加えて、ソースコードだけでなくコミットをした差分が果たして必要なのか?など、徹底的に不安要素、バグ発生の可能性の排除、動作の安定性の担保をする際の評価をしていくことも学びました。
コミットする差分が最小限に抑えられることでチームメンバーの作業を停滞させる差分の衝突、ロールバックを確実に減らせ、コードレビューをするレビュアーのレビューの負担の軽減を望めることを学びました。これによって担保できる質の高さも底上げできると思っています。
チームで動くこととはどういうことか?
実装していく際に「チームで実装している」意識を持つことの重要さも同様に学べました。
・ひとりのノウハウでは対応できる範囲、分野が限られてくる
・もうすでに実装されている機能を聞き出すことによって「車輪の再発明」をせずに無駄な工数を削減、タスク消化の効率化が目指せる。
・自分より広い分野で深い知識を持つ人がいるので「経験」がないと解決できない問題も早期解決が目指せる。
・知見を借りることで納期に間に合わせることができる
また、一番私がチームで開発することのアドバンテージを感じたのは実装をしていく中で、煮詰まり視野が狭くなってしまって、実装の効率が著しく低下している際に他者の視点からの意見を求めて自分が見逃してしまった箇所を指摘してもらうことで、実装が進むことが本当にあることを知りました。
さらに、自分が何をすればいいかわからない、どう走ればいいかわからない状態をチームに共有せずにカバーしてもらうタイミングが遅れてしまった結果、タスクの遂行ができず自分の作業が負債になってしまうことを学びました。

ページレイアウト解析データ

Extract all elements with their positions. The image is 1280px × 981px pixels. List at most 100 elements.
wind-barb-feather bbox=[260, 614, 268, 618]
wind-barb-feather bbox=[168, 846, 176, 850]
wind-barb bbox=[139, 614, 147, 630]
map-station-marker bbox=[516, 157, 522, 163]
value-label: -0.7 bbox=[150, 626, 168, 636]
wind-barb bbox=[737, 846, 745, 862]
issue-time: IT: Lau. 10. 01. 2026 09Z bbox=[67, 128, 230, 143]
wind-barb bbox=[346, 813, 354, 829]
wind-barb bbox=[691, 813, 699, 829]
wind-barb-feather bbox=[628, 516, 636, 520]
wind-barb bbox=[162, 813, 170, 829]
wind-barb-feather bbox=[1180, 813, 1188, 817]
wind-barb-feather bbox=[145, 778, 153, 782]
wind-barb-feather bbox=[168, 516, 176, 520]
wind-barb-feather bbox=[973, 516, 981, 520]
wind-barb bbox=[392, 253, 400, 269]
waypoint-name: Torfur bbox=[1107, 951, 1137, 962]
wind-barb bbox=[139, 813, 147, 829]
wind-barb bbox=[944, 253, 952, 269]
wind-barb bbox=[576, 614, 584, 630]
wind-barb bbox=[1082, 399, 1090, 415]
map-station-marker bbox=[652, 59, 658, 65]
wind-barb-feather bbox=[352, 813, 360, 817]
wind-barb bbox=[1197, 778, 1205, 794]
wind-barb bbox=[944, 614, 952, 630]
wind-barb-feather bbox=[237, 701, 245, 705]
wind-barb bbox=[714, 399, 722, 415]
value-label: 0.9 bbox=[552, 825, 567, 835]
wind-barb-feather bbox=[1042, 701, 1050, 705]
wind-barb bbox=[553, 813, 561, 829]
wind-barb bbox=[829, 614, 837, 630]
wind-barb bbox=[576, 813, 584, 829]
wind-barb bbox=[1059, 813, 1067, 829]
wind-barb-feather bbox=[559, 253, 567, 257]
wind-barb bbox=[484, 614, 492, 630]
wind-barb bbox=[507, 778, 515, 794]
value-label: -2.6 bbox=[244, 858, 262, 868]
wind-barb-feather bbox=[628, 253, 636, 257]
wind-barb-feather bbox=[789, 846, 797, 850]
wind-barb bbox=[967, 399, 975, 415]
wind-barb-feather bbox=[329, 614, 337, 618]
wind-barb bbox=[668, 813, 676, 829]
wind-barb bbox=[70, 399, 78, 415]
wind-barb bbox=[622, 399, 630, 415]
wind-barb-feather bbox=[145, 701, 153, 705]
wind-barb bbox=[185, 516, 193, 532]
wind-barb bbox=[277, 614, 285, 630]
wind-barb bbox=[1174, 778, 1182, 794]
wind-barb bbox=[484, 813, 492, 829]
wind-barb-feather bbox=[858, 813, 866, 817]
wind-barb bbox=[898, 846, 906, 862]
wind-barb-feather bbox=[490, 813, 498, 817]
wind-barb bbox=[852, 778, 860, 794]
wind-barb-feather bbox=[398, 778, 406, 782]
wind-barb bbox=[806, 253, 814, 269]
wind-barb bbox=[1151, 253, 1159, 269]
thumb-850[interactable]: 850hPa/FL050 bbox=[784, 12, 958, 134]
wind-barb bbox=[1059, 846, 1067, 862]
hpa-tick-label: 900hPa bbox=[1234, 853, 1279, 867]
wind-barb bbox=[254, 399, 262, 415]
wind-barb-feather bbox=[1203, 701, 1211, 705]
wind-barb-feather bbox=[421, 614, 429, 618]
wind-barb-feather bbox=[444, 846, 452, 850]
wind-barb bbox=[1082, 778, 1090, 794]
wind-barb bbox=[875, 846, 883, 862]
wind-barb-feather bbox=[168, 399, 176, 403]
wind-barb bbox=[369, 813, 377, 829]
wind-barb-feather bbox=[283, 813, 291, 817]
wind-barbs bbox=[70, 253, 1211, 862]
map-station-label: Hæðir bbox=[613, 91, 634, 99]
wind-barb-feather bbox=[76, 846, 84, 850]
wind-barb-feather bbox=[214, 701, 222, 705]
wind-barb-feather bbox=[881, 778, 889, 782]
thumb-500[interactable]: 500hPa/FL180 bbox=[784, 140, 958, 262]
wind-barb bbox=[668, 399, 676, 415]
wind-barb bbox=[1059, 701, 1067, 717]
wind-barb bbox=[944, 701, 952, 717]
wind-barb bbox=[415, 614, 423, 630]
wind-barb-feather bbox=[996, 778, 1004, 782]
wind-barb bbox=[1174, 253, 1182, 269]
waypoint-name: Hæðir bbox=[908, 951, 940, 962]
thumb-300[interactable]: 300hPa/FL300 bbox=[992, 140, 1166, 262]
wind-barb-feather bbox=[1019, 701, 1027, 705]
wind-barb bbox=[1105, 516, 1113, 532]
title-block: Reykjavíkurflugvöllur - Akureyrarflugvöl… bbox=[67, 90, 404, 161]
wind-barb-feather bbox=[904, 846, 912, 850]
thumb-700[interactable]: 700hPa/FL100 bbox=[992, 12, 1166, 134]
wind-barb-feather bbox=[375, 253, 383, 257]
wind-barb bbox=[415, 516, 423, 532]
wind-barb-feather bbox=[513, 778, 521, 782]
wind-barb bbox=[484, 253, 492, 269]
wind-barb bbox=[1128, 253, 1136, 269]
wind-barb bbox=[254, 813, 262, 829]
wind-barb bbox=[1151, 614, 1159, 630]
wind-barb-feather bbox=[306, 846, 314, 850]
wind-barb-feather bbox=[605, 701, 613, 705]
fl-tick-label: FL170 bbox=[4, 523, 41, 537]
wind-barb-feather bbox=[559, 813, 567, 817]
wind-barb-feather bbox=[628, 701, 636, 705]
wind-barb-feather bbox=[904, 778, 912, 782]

[課題]
本文のうち、「コミットする差分が最小限に抑」を含む語句で始まり「の重要さも同様に学べました。」で終わる部分を、一字一句違えずに書き写してください。

[解答]
コミットする差分が最小限に抑えられることでチームメンバーの作業を停滞させる差分の衝突、ロールバックを確実に減らせ、コードレビューをするレビュアーのレビューの負担の軽減を望めることを学びました。これによって担保できる質の高さも底上げできると思っています。
チームで動くこととはどういうことか?
実装していく際に「チームで実装している」意識を持つことの重要さも同様に学べました。